### Task instructions:
Every line below is to be quoted exactly, with nothing added or dropped.

### Extracted records:

--------------------

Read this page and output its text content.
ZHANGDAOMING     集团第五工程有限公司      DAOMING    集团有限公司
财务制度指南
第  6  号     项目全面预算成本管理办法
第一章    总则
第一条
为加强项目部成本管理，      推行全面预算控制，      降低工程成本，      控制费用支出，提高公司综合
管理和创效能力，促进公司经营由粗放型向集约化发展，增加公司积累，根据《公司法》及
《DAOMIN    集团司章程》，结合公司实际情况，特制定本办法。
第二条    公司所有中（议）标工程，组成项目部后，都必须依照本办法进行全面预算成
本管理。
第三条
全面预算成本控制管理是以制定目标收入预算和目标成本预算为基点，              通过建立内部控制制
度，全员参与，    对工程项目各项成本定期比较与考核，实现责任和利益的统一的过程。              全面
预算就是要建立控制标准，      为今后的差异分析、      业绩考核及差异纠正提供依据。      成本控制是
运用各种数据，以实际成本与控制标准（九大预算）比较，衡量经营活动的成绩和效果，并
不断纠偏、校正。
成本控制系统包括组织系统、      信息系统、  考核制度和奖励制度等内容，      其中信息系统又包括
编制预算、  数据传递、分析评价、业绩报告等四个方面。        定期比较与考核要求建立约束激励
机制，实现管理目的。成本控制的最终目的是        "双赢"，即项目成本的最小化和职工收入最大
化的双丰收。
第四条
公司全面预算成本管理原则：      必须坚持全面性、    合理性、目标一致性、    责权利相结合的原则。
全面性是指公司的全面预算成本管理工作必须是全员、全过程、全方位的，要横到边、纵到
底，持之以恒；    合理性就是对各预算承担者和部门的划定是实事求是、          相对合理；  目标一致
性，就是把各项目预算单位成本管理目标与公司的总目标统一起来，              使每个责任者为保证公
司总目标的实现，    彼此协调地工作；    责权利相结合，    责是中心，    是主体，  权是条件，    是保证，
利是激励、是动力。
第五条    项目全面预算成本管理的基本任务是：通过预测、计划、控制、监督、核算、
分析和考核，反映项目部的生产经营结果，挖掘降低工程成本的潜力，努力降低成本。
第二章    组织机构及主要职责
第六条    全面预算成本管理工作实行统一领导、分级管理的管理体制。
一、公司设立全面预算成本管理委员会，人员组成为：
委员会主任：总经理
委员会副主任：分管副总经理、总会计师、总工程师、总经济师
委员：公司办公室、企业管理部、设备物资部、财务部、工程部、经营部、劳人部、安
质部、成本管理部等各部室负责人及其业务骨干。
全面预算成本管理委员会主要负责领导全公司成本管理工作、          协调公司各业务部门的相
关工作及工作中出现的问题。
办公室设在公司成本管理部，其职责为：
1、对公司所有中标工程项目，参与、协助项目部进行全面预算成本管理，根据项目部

--------------------

### Written solution:
Read this page and output its text content.
ZHANGDAOMING     集团第五工程有限公司      DAOMING    集团有限公司
财务制度指南
第  6  号     项目全面预算成本管理办法
第一章    总则
第一条
为加强项目部成本管理，      推行全面预算控制，      降低工程成本，      控制费用支出，提高公司综合
管理和创效能力，促进公司经营由粗放型向集约化发展，增加公司积累，根据《公司法》及
《DAOMIN    集团司章程》，结合公司实际情况，特制定本办法。
第二条    公司所有中（议）标工程，组成项目部后，都必须依照本办法进行全面预算成
本管理。
第三条
全面预算成本控制管理是以制定目标收入预算和目标成本预算为基点，              通过建立内部控制制
度，全员参与，    对工程项目各项成本定期比较与考核，实现责任和利益的统一的过程。              全面
预算就是要建立控制标准，      为今后的差异分析、      业绩考核及差异纠正提供依据。      成本控制是
运用各种数据，以实际成本与控制标准（九大预算）比较，衡量经营活动的成绩和效果，并
不断纠偏、校正。
成本控制系统包括组织系统、      信息系统、  考核制度和奖励制度等内容，      其中信息系统又包括
编制预算、  数据传递、分析评价、业绩报告等四个方面。        定期比较与考核要求建立约束激励
机制，实现管理目的。成本控制的最终目的是        "双赢"，即项目成本的最小化和职工收入最大
化的双丰收。
第四条
公司全面预算成本管理原则：      必须坚持全面性、    合理性、目标一致性、    责权利相结合的原则。
全面性是指公司的全面预算成本管理工作必须是全员、全过程、全方位的，要横到边、纵到
底，持之以恒；    合理性就是对各预算承担者和部门的划定是实事求是、          相对合理；  目标一致
性，就是把各项目预算单位成本管理目标与公司的总目标统一起来，              使每个责任者为保证公
司总目标的实现，    彼此协调地工作；    责权利相结合，    责是中心，    是主体，  权是条件，    是保证，
利是激励、是动力。
第五条    项目全面预算成本管理的基本任务是：通过预测、计划、控制、监督、核算、
分析和考核，反映项目部的生产经营结果，挖掘降低工程成本的潜力，努力降低成本。
第二章    组织机构及主要职责
第六条    全面预算成本管理工作实行统一领导、分级管理的管理体制。
一、公司设立全面预算成本管理委员会，人员组成为：
委员会主任：总经理
委员会副主任：分管副总经理、总会计师、总工程师、总经济师
委员：公司办公室、企业管理部、设备物资部、财务部、工程部、经营部、劳人部、安
质部、成本管理部等各部室负责人及其业务骨干。
全面预算成本管理委员会主要负责领导全公司成本管理工作、          协调公司各业务部门的相
关工作及工作中出现的问题。
办公室设在公司成本管理部，其职责为：
1、对公司所有中标工程项目，参与、协助项目部进行全面预算成本管理，根据项目部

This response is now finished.